Find all lines in the listing that include the word "即根据组件的结构", then copy them.

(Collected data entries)
☆ ☆ ☆

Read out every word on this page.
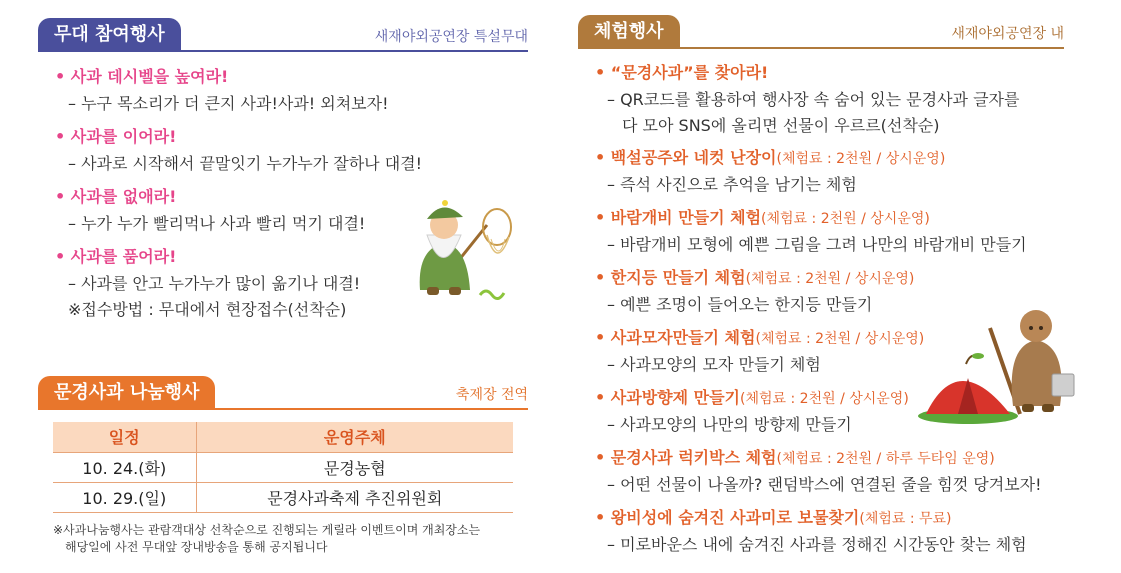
무대 참여행사	새재야외공연장 특설무대
• 사과 데시벨을 높여라!
– 누구 목소리가 더 큰지 사과!사과! 외쳐보자!
• 사과를 이어라!
– 사과로 시작해서 끝말잇기 누가누가 잘하나 대결!
• 사과를 없애라!
– 누가 누가 빨리먹나 사과 빨리 먹기 대결!
• 사과를 품어라!
– 사과를 안고 누가누가 많이 옮기나 대결!
※접수방법 : 무대에서 현장접수(선착순)
문경사과 나눔행사	축제장 전역
일정	운영주체
10. 24.(화)	문경농협
10. 29.(일)	문경사과축제 추진위원회
※사과나눔행사는 관람객대상 선착순으로 진행되는 게릴라 이벤트이며 개최장소는
해당일에 사전 무대앞 장내방송을 통해 공지됩니다
체험행사	새재야외공연장 내
• “문경사과”를 찾아라!
– QR코드를 활용하여 행사장 속 숨어 있는 문경사과 글자를
다 모아 SNS에 올리면 선물이 우르르(선착순)
• 백설공주와 네컷 난장이(체험료 : 2천원 / 상시운영)
– 즉석 사진으로 추억을 남기는 체험
• 바람개비 만들기 체험(체험료 : 2천원 / 상시운영)
– 바람개비 모형에 예쁜 그림을 그려 나만의 바람개비 만들기
• 한지등 만들기 체험(체험료 : 2천원 / 상시운영)
– 예쁜 조명이 들어오는 한지등 만들기
• 사과모자만들기 체험(체험료 : 2천원 / 상시운영)
– 사과모양의 모자 만들기 체험
• 사과방향제 만들기(체험료 : 2천원 / 상시운영)
– 사과모양의 나만의 방향제 만들기
• 문경사과 럭키박스 체험(체험료 : 2천원 / 하루 두타임 운영)
– 어떤 선물이 나올까? 랜덤박스에 연결된 줄을 힘껏 당겨보자!
• 왕비성에 숨겨진 사과미로 보물찾기(체험료 : 무료)
– 미로바운스 내에 숨겨진 사과를 정해진 시간동안 찾는 체험
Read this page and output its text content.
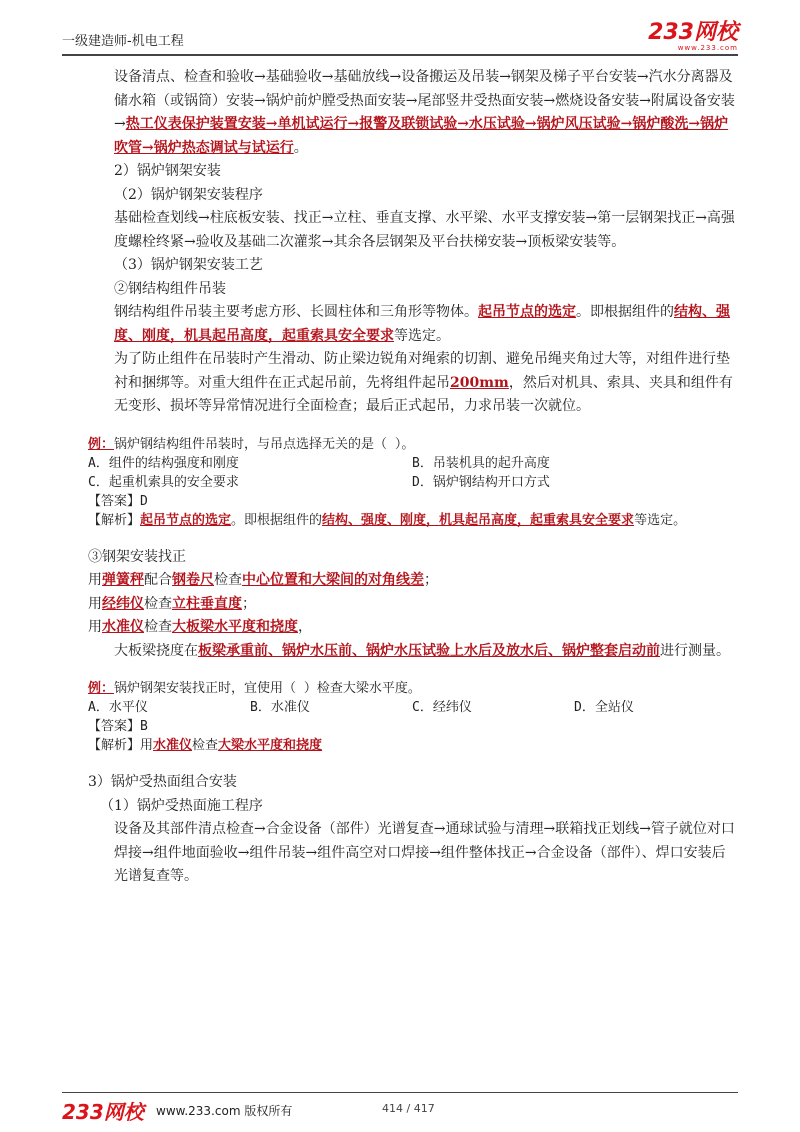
一级建造师-机电工程	233网校
www.233.com

设备清点、检查和验收→基础验收→基础放线→设备搬运及吊装→钢架及梯子平台安装→汽水分离器及储水箱（或锅筒）安装→锅炉前炉膛受热面安装→尾部竖井受热面安装→燃烧设备安装→附属设备安装→热工仪表保护装置安装→单机试运行→报警及联锁试验→水压试验→锅炉风压试验→锅炉酸洗→锅炉吹管→锅炉热态调试与试运行。

2）锅炉钢架安装

（2）锅炉钢架安装程序

基础检查划线→柱底板安装、找正→立柱、垂直支撑、水平梁、水平支撑安装→第一层钢架找正→高强度螺栓终紧→验收及基础二次灌浆→其余各层钢架及平台扶梯安装→顶板梁安装等。

（3）锅炉钢架安装工艺

②钢结构组件吊装

钢结构组件吊装主要考虑方形、长圆柱体和三角形等物体。起吊节点的选定。即根据组件的结构、强度、刚度，机具起吊高度，起重索具安全要求等选定。

为了防止组件在吊装时产生滑动、防止梁边锐角对绳索的切割、避免吊绳夹角过大等，对组件进行垫衬和捆绑等。对重大组件在正式起吊前，先将组件起吊200mm，然后对机具、索具、夹具和组件有无变形、损坏等异常情况进行全面检查；最后正式起吊，力求吊装一次就位。

例：锅炉钢结构组件吊装时，与吊点选择无关的是（ ）。
A．组件的结构强度和刚度	B．吊装机具的起升高度
C．起重机索具的安全要求	D．锅炉钢结构开口方式
【答案】D
【解析】起吊节点的选定。即根据组件的结构、强度、刚度，机具起吊高度，起重索具安全要求等选定。

③钢架安装找正

用弹簧秤配合钢卷尺检查中心位置和大梁间的对角线差；

用经纬仪检查立柱垂直度；

用水准仪检查大板梁水平度和挠度，

大板梁挠度在板梁承重前、锅炉水压前、锅炉水压试验上水后及放水后、锅炉整套启动前进行测量。

例：锅炉钢架安装找正时，宜使用（ ）检查大梁水平度。
A．水平仪	B．水准仪	C．经纬仪	D．全站仪
【答案】B
【解析】用水准仪检查大梁水平度和挠度

3）锅炉受热面组合安装

（1）锅炉受热面施工程序

设备及其部件清点检查→合金设备（部件）光谱复查→通球试验与清理→联箱找正划线→管子就位对口焊接→组件地面验收→组件吊装→组件高空对口焊接→组件整体找正→合金设备（部件）、焊口安装后光谱复查等。

233网校 www.233.com 版权所有	414 / 417
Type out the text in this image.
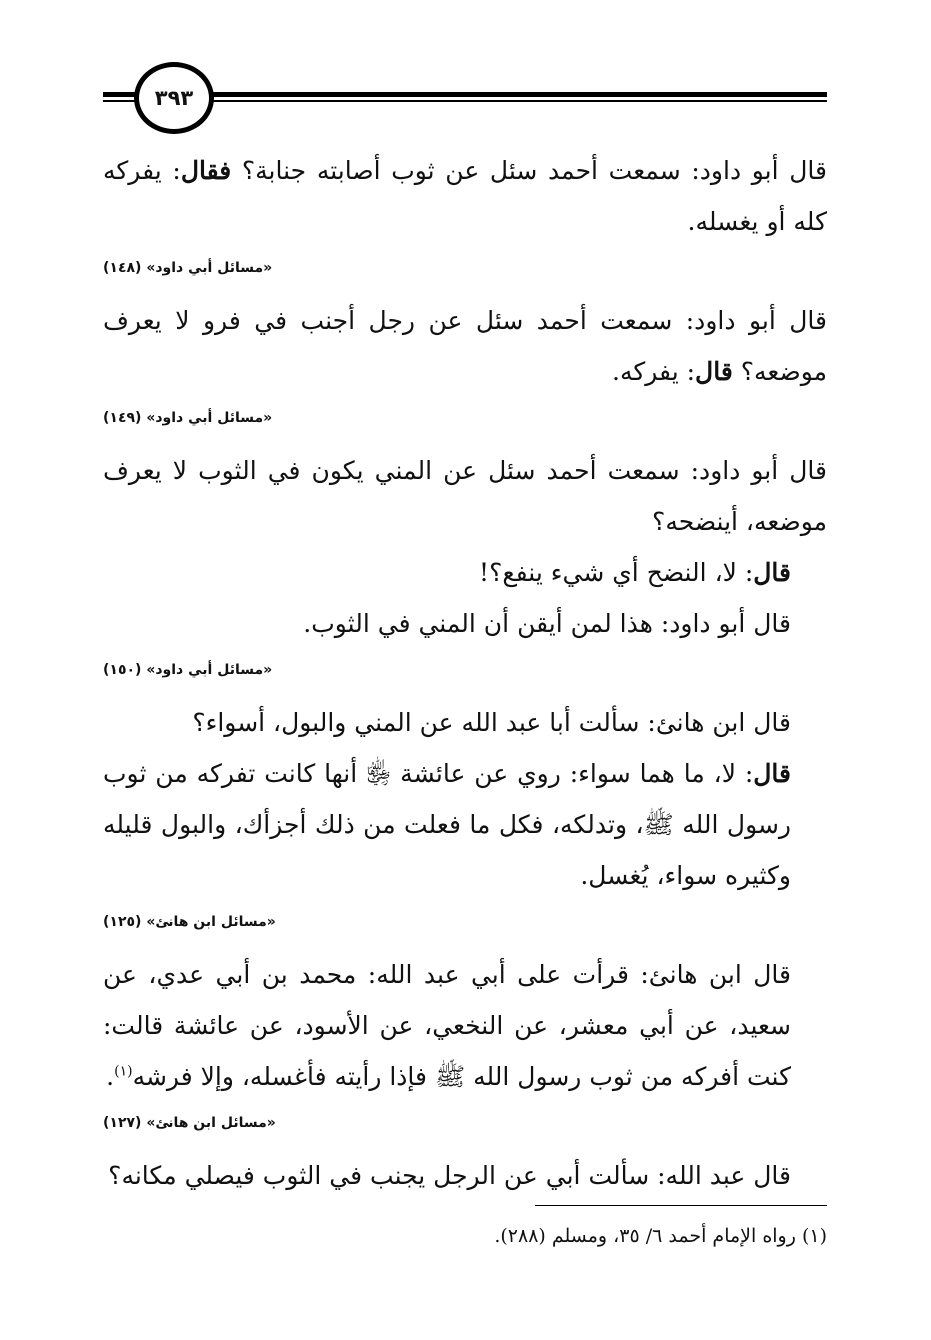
٣٩٣

قال أبو داود: سمعت أحمد سئل عن ثوب أصابته جنابة؟ فقال: يفركه كله أو يغسله.

«مسائل أبي داود» (١٤٨)

قال أبو داود: سمعت أحمد سئل عن رجل أجنب في فرو لا يعرف موضعه؟ قال: يفركه.

«مسائل أبي داود» (١٤٩)

قال أبو داود: سمعت أحمد سئل عن المني يكون في الثوب لا يعرف موضعه، أينضحه؟

قال: لا، النضح أي شيء ينفع؟!

قال أبو داود: هذا لمن أيقن أن المني في الثوب.

«مسائل أبي داود» (١٥٠)

قال ابن هانئ: سألت أبا عبد الله عن المني والبول، أسواء؟

قال: لا، ما هما سواء: روي عن عائشة ﵂ أنها كانت تفركه من ثوب رسول الله ﷺ، وتدلكه، فكل ما فعلت من ذلك أجزأك، والبول قليله وكثيره سواء، يُغسل.

«مسائل ابن هانئ» (١٢٥)

قال ابن هانئ: قرأت على أبي عبد الله: محمد بن أبي عدي، عن سعيد، عن أبي معشر، عن النخعي، عن الأسود، عن عائشة قالت: كنت أفركه من ثوب رسول الله ﷺ فإذا رأيته فأغسله، وإلا فرشه$^{(١)}$.

«مسائل ابن هانئ» (١٢٧)

قال عبد الله: سألت أبي عن الرجل يجنب في الثوب فيصلي مكانه؟

(١) رواه الإمام أحمد ٦/ ٣٥، ومسلم (٢٨٨).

☆ ☆ ☆

▶ [IN RESPONSE]
钢结构组件吊装主要考虑方形、长圆柱体和三角形等物体。起吊节点的选定。即根据组件的结构、强度、刚度，机具起吊高度，起重索具安全要求等选定。
【解析】起吊节点的选定。即根据组件的结构、强度、刚度，机具起吊高度，起重索具安全要求等选定。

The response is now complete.